Go through the records and copy each line where the word "Serif" occurs.

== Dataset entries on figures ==

-- Begin --

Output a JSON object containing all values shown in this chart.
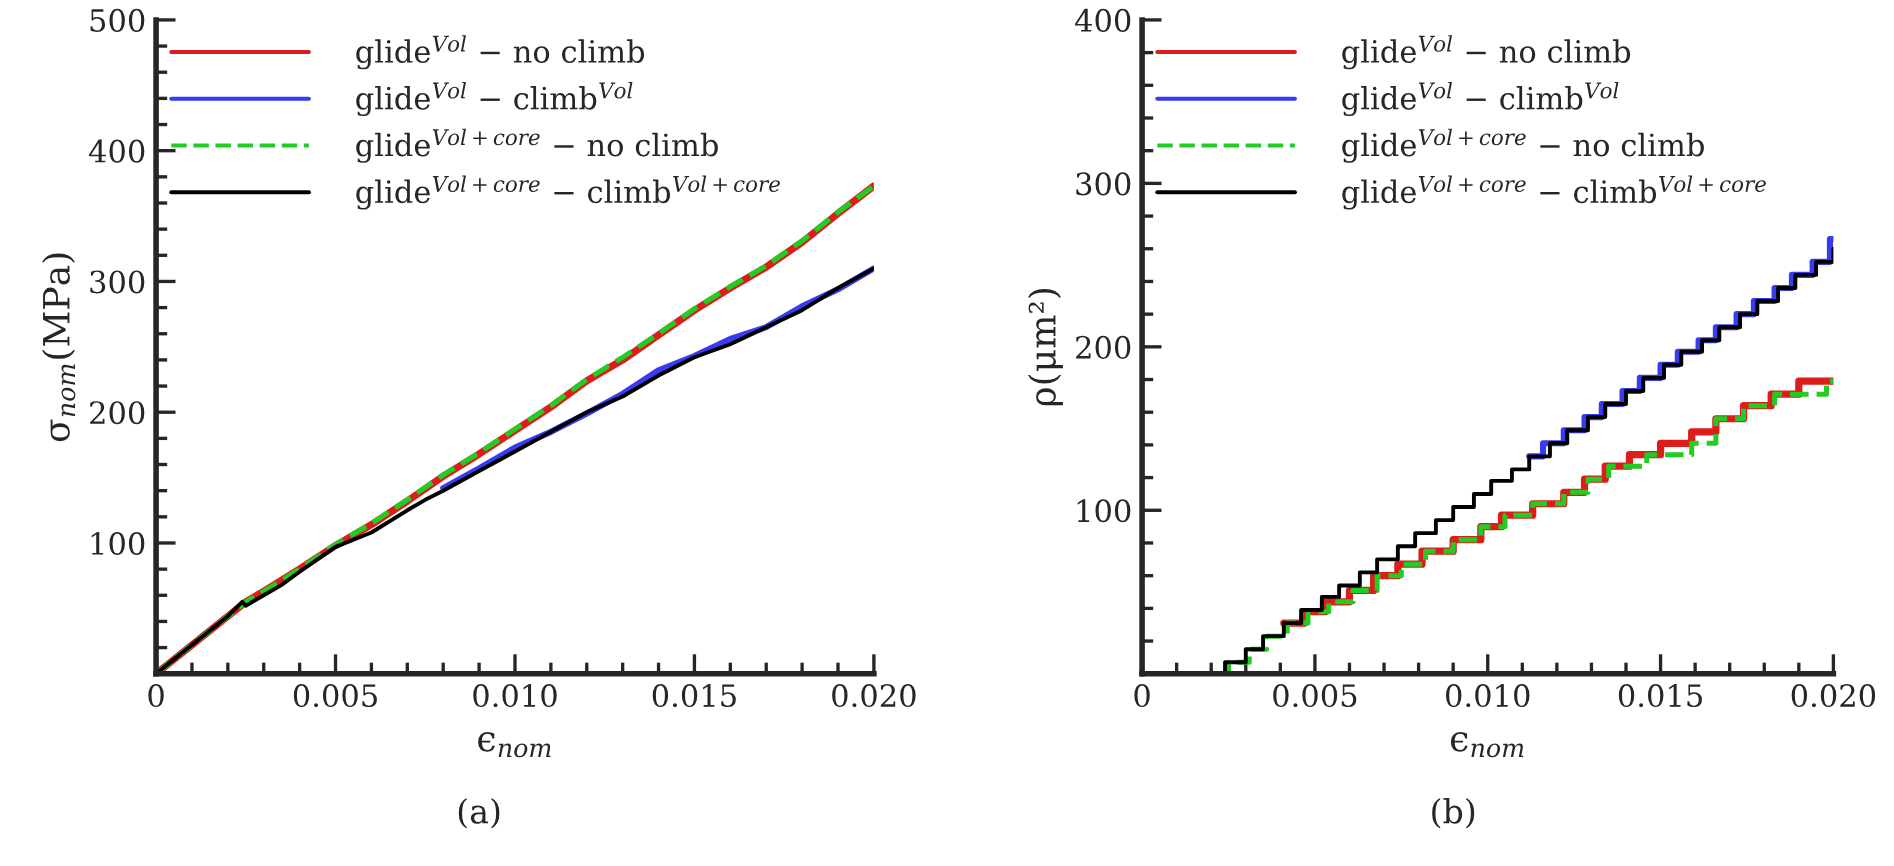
{
  "chart_data": [
    {
      "type": "line",
      "xlabel": "ϵ$_{nom}$",
      "ylabel": "σ$_{nom}$(MPa)",
      "annotations": [
        "(a)"
      ],
      "xlim": [
        0,
        0.02
      ],
      "ylim": [
        0,
        500
      ],
      "xticks": [
        {
          "value": 0,
          "label": "0"
        },
        {
          "value": 0.005,
          "label": "0.005"
        },
        {
          "value": 0.01,
          "label": "0.010"
        },
        {
          "value": 0.015,
          "label": "0.015"
        },
        {
          "value": 0.02,
          "label": "0.020"
        }
      ],
      "yticks": [
        100,
        200,
        300,
        400,
        500
      ],
      "grid": false,
      "legend": "top left",
      "series": [
        {
          "name": "glide$^{Vol}$ − no climb",
          "color": "#dd1c1c",
          "line_style": "solid",
          "x": [
            0,
            0.001,
            0.002,
            0.0025,
            0.003,
            0.004,
            0.005,
            0.006,
            0.007,
            0.008,
            0.009,
            0.01,
            0.011,
            0.012,
            0.013,
            0.014,
            0.015,
            0.016,
            0.017,
            0.018,
            0.019,
            0.02
          ],
          "values": [
            0,
            22,
            44,
            55,
            63,
            80,
            98,
            114,
            132,
            151,
            168,
            186,
            204,
            224,
            240,
            259,
            278,
            295,
            311,
            330,
            352,
            373
          ]
        },
        {
          "name": "glide$^{Vol}$ − climb$^{Vol}$",
          "color": "#3a3aee",
          "line_style": "solid",
          "x": [
            0.008,
            0.009,
            0.01,
            0.011,
            0.012,
            0.013,
            0.014,
            0.015,
            0.016,
            0.017,
            0.018,
            0.019,
            0.02
          ],
          "values": [
            142,
            157,
            173,
            185,
            199,
            214,
            232,
            243,
            256,
            265,
            281,
            294,
            310
          ]
        },
        {
          "name": "glide$^{Vol+core}$ − no climb",
          "color": "#22cc22",
          "line_style": "dashed",
          "x": [
            0,
            0.001,
            0.002,
            0.0025,
            0.003,
            0.004,
            0.005,
            0.006,
            0.007,
            0.008,
            0.009,
            0.01,
            0.011,
            0.012,
            0.013,
            0.014,
            0.015,
            0.016,
            0.017,
            0.018,
            0.019,
            0.02
          ],
          "values": [
            0,
            22,
            44,
            55,
            63,
            80,
            99,
            115,
            133,
            152,
            169,
            187,
            205,
            225,
            242,
            260,
            279,
            296,
            312,
            331,
            353,
            373
          ]
        },
        {
          "name": "glide$^{Vol+core}$ − climb$^{Vol+core}$",
          "color": "#000000",
          "line_style": "solid",
          "x": [
            0,
            0.001,
            0.002,
            0.0024,
            0.0025,
            0.003,
            0.0035,
            0.004,
            0.005,
            0.006,
            0.007,
            0.0075,
            0.008,
            0.009,
            0.01,
            0.011,
            0.012,
            0.013,
            0.014,
            0.015,
            0.016,
            0.017,
            0.018,
            0.019,
            0.02
          ],
          "values": [
            0,
            22,
            44,
            55,
            52,
            60,
            68,
            78,
            97,
            108,
            125,
            133,
            140,
            155,
            170,
            185,
            200,
            212,
            228,
            242,
            252,
            265,
            278,
            295,
            310
          ]
        }
      ]
    },
    {
      "type": "step",
      "xlabel": "ϵ$_{nom}$",
      "ylabel": "ρ(μm²)",
      "annotations": [
        "(b)"
      ],
      "xlim": [
        0,
        0.02
      ],
      "ylim": [
        0,
        400
      ],
      "xticks": [
        {
          "value": 0,
          "label": "0"
        },
        {
          "value": 0.005,
          "label": "0.005"
        },
        {
          "value": 0.01,
          "label": "0.010"
        },
        {
          "value": 0.015,
          "label": "0.015"
        },
        {
          "value": 0.02,
          "label": "0.020"
        }
      ],
      "yticks": [
        100,
        200,
        300,
        400
      ],
      "grid": false,
      "legend": "top left",
      "series": [
        {
          "name": "glide$^{Vol}$ − no climb",
          "color": "#dd1c1c",
          "line_style": "solid",
          "x": [
            0.0041,
            0.0047,
            0.0053,
            0.006,
            0.0067,
            0.0074,
            0.0081,
            0.009,
            0.0098,
            0.0104,
            0.0113,
            0.0122,
            0.0128,
            0.0134,
            0.0141,
            0.015,
            0.0159,
            0.0166,
            0.0174,
            0.0182,
            0.019,
            0.02
          ],
          "values": [
            31,
            38,
            44,
            51,
            60,
            67,
            75,
            82,
            90,
            97,
            104,
            111,
            119,
            127,
            134,
            141,
            148,
            156,
            164,
            171,
            179,
            179
          ]
        },
        {
          "name": "glide$^{Vol}$ − climb$^{Vol}$",
          "color": "#3a3aee",
          "line_style": "solid",
          "x": [
            0.0112,
            0.0116,
            0.0122,
            0.0128,
            0.0133,
            0.0139,
            0.0144,
            0.015,
            0.0155,
            0.0161,
            0.0166,
            0.0172,
            0.0177,
            0.0183,
            0.0188,
            0.0194,
            0.0199,
            0.02
          ],
          "values": [
            133,
            141,
            149,
            157,
            165,
            173,
            181,
            189,
            197,
            204,
            212,
            220,
            228,
            236,
            244,
            252,
            266,
            266
          ]
        },
        {
          "name": "glide$^{Vol+core}$ − no climb",
          "color": "#22cc22",
          "line_style": "dashed",
          "x": [
            0,
            0.0025,
            0.0031,
            0.0036,
            0.0042,
            0.0048,
            0.0054,
            0.0061,
            0.0068,
            0.0075,
            0.0082,
            0.009,
            0.0098,
            0.0105,
            0.0113,
            0.0122,
            0.0129,
            0.0135,
            0.0146,
            0.015,
            0.0159,
            0.0166,
            0.0174,
            0.0183,
            0.0193,
            0.0198,
            0.02
          ],
          "values": [
            0,
            7,
            15,
            23,
            31,
            38,
            44,
            51,
            60,
            67,
            75,
            82,
            90,
            97,
            104,
            111,
            119,
            127,
            134,
            134,
            141,
            156,
            164,
            171,
            171,
            179,
            179
          ]
        },
        {
          "name": "glide$^{Vol+core}$ − climb$^{Vol+core}$",
          "color": "#000000",
          "line_style": "solid",
          "x": [
            0,
            0.0024,
            0.003,
            0.0035,
            0.0041,
            0.0046,
            0.0052,
            0.0057,
            0.0063,
            0.0068,
            0.0074,
            0.0079,
            0.0085,
            0.009,
            0.0096,
            0.0101,
            0.0107,
            0.0112,
            0.0118,
            0.0123,
            0.0129,
            0.0134,
            0.014,
            0.0145,
            0.0151,
            0.0156,
            0.0162,
            0.0167,
            0.0173,
            0.0178,
            0.0184,
            0.0189,
            0.0195,
            0.02
          ],
          "values": [
            0,
            7,
            15,
            23,
            31,
            39,
            47,
            54,
            62,
            70,
            78,
            86,
            94,
            102,
            110,
            118,
            125,
            133,
            141,
            149,
            157,
            165,
            173,
            181,
            189,
            197,
            204,
            212,
            220,
            228,
            236,
            244,
            252,
            260
          ]
        }
      ]
    }
  ]
}
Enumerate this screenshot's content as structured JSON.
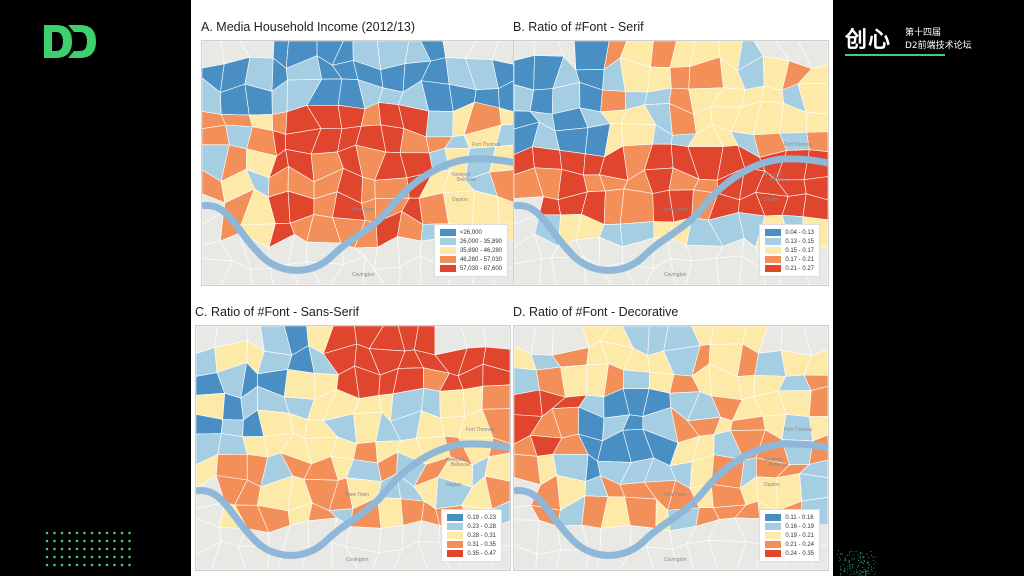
{
  "brand": {
    "logo_icon": "d2-logo-icon",
    "title_big": "创心",
    "title_line1": "第十四届",
    "title_line2": "D2前端技术论坛",
    "accent": "#3ecf6e"
  },
  "panels": [
    {
      "title": "A. Media Household Income (2012/13)",
      "legend": [
        {
          "label": "<26,000",
          "color": "#4a8fc4"
        },
        {
          "label": "26,000 - 35,890",
          "color": "#a6cee3"
        },
        {
          "label": "35,890 - 46,280",
          "color": "#fde9a8"
        },
        {
          "label": "46,280 - 57,030",
          "color": "#f3905a"
        },
        {
          "label": "57,030 - 87,600",
          "color": "#e0452e"
        }
      ]
    },
    {
      "title": "B. Ratio of #Font - Serif",
      "legend": [
        {
          "label": "0.04 - 0.13",
          "color": "#4a8fc4"
        },
        {
          "label": "0.13 - 0.15",
          "color": "#a6cee3"
        },
        {
          "label": "0.15 - 0.17",
          "color": "#fde9a8"
        },
        {
          "label": "0.17 - 0.21",
          "color": "#f3905a"
        },
        {
          "label": "0.21 - 0.27",
          "color": "#e0452e"
        }
      ]
    },
    {
      "title": "C. Ratio of #Font - Sans-Serif",
      "legend": [
        {
          "label": "0.19 - 0.23",
          "color": "#4a8fc4"
        },
        {
          "label": "0.23 - 0.28",
          "color": "#a6cee3"
        },
        {
          "label": "0.28 - 0.31",
          "color": "#fde9a8"
        },
        {
          "label": "0.31 - 0.35",
          "color": "#f3905a"
        },
        {
          "label": "0.35 - 0.47",
          "color": "#e0452e"
        }
      ]
    },
    {
      "title": "D. Ratio of #Font - Decorative",
      "legend": [
        {
          "label": "0.11 - 0.16",
          "color": "#4a8fc4"
        },
        {
          "label": "0.16 - 0.19",
          "color": "#a6cee3"
        },
        {
          "label": "0.19 - 0.21",
          "color": "#fde9a8"
        },
        {
          "label": "0.21 - 0.24",
          "color": "#f3905a"
        },
        {
          "label": "0.24 - 0.35",
          "color": "#e0452e"
        }
      ]
    }
  ],
  "map_labels": [
    "New Town",
    "Dayton",
    "Newport",
    "Bellevue",
    "Covington",
    "Fort Thomas"
  ],
  "river_color": "#8fb8d8"
}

-- End --

== RESULT FOR THIS EXERCISE ==
      "title": "B. Ratio of #Font - Serif",
      "title": "C. Ratio of #Font - Sans-Serif",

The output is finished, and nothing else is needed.